===== Текст для чтения
Хотя у парижских официантов был профсоюз, говорит Михаэли, мы не знаем точно, сколько из них бастовало, или когда именно. Современные подсчеты приводят цифры от нескольких сотен до тысяч человек, и предполагают, что забастовщики присоединялись и покидали движение волнами. Ресторанное сообщество «это не завод», подчеркивает Михаэли, и некоторые споры между работником и владельцем ресторана могли решаться по-своему.
Однако мы знаем, что у бастующих официантов были могущественные недоброжелатели, которые ценили общественный порядок и были обеспокоены созданным прецедентом. Язвительное эссе в «Le Gaulois» - газете, которой владел Артюр Мейер (прим. пер. – известный французский журналист того времени), человек, который был на обвинительной стороне дела Дрейфуса, непростого испытания для всей Франции — представил, что если вдруг, например через 10 лет официанты начнут бастовать снова, требуя на этот раз права быть чисто выбритыми, как высшие классы (если они решат, что это новое веяние моды). Дразнящий подтекст, говорит Михаэли, состоит в том, что классовые различия будут связанны только с изменениями в моде. Еще более жесткая часть эссе, в виде стихотворения в газете «Gil Blas», оплакивала тот факт, что официанты смогут «легко скрыть причастность к своим профессиям» в нерабочее время. Подразумевается и то, что пиво станет дороже, чтобы увеличить зарплату официантам, а официанты будут смеяться над клиентами, скрывая ухмылку под своими усами. Смеяться над глупыми клиентами, из-за того, что они будут платить больше. Наконец, он воображает, что представители высшего класса могут однажды сами начать бастовать по этому вопросу.
Остальные были против движения официантов из-за гигиенических проблем, которые, как описывает настроения тех времён Кристофер Олдстон-Мур, начнут возникать гораздо чаще. «Как часто они будут чистить усы?», вопрошает «Le Journal» 22 апреля. «От их ноздрей до наших напитков», - предупреждала газета, бактериям будет очень легко попасть «в наш желудок, почки и наши крайне хрупкие внутренние органы». Кроме того, в статье утверждалось, что этот «аппендикс от мира волос неудобен. Он усложняет жизнь». Видеть, как ест усатый мужчина ест – безусловно, обычное явление в ресторанах, но независимо от внешнего вида персонала – «это противно любому наблюдающему».
==========
* _Что сделать_
A. Какой газетой владел Артюр Мейер, если верить тексту о забастовке парижских официантов?
B. Отредактируйте в тексте о забастовке парижских официантов отрывок, который начинается словами «Хотя у парижских» и заканчивается словами «могли решаться по-своему.». Перепишите его целиком и поставьте «гарсонов» вместо «официантов».
===== Список данных
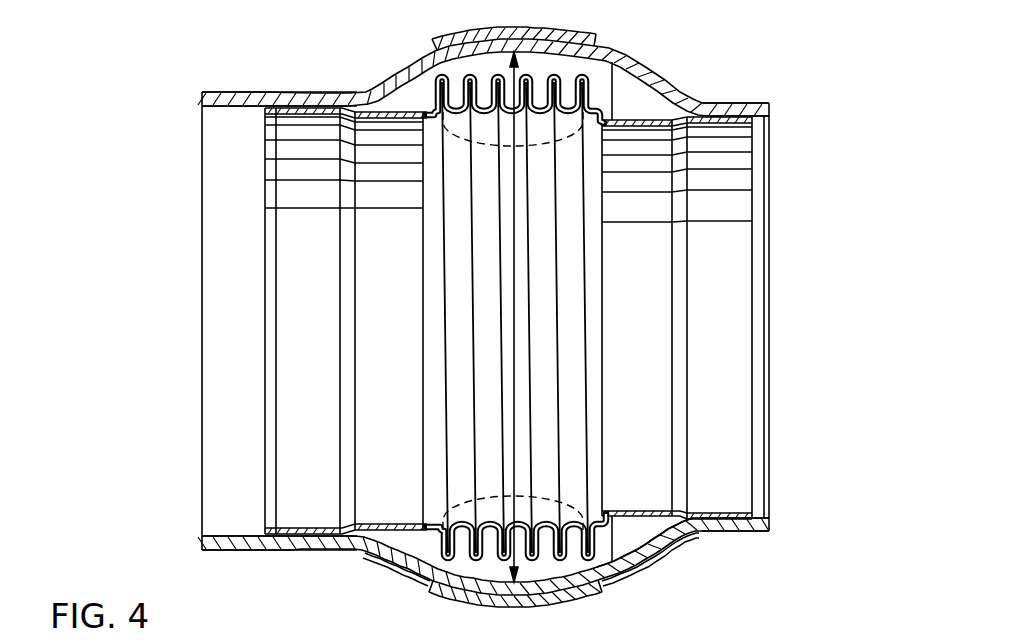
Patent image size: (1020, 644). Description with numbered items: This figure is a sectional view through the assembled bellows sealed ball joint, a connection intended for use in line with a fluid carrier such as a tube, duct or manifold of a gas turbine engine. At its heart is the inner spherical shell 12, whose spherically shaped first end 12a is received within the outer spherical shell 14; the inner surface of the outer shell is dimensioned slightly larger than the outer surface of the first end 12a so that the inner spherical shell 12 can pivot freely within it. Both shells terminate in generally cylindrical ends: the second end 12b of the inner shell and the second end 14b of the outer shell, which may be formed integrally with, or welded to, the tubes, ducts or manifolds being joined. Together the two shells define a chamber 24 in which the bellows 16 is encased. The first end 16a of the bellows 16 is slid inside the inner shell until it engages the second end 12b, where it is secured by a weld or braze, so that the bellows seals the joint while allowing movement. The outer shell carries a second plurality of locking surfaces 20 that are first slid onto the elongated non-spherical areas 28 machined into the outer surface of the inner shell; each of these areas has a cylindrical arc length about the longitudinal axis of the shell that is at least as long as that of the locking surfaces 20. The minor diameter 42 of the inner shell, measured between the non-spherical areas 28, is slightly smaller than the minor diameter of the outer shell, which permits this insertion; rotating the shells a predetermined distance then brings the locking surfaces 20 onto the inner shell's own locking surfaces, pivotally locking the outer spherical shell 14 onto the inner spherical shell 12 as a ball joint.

The inner spherical shell 12 is at (392, 566).
The first end of inner spherical shell 12a is at (607, 546).
The second end of inner spherical shell 12b is at (233, 91).
The outer spherical shell 14 is at (590, 594).
The second end of outer spherical shell 14b is at (753, 532).
The bellows 16 is at (697, 533).
The first end of bellows 16a is at (295, 527).
The second plurality of locking surfaces 20 is at (464, 34).
The chamber 24 is at (650, 90).
The elongated non-spherical areas 28 is at (518, 27).
The minor diameter of inner spherical shell 42 is at (513, 327).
==========
* _Ответы_
A. «Le Gaulois».

B.
Хотя у парижских гарсонов был профсоюз, говорит Михаэли, мы не знаем точно, сколько из них бастовало, или когда именно. Современные подсчеты приводят цифры от нескольких сотен до тысяч человек, и предполагают, что забастовщики присоединялись и покидали движение волнами. Ресторанное сообщество «это не завод», подчеркивает Михаэли, и некоторые споры между работником и владельцем ресторана могли решаться по-своему.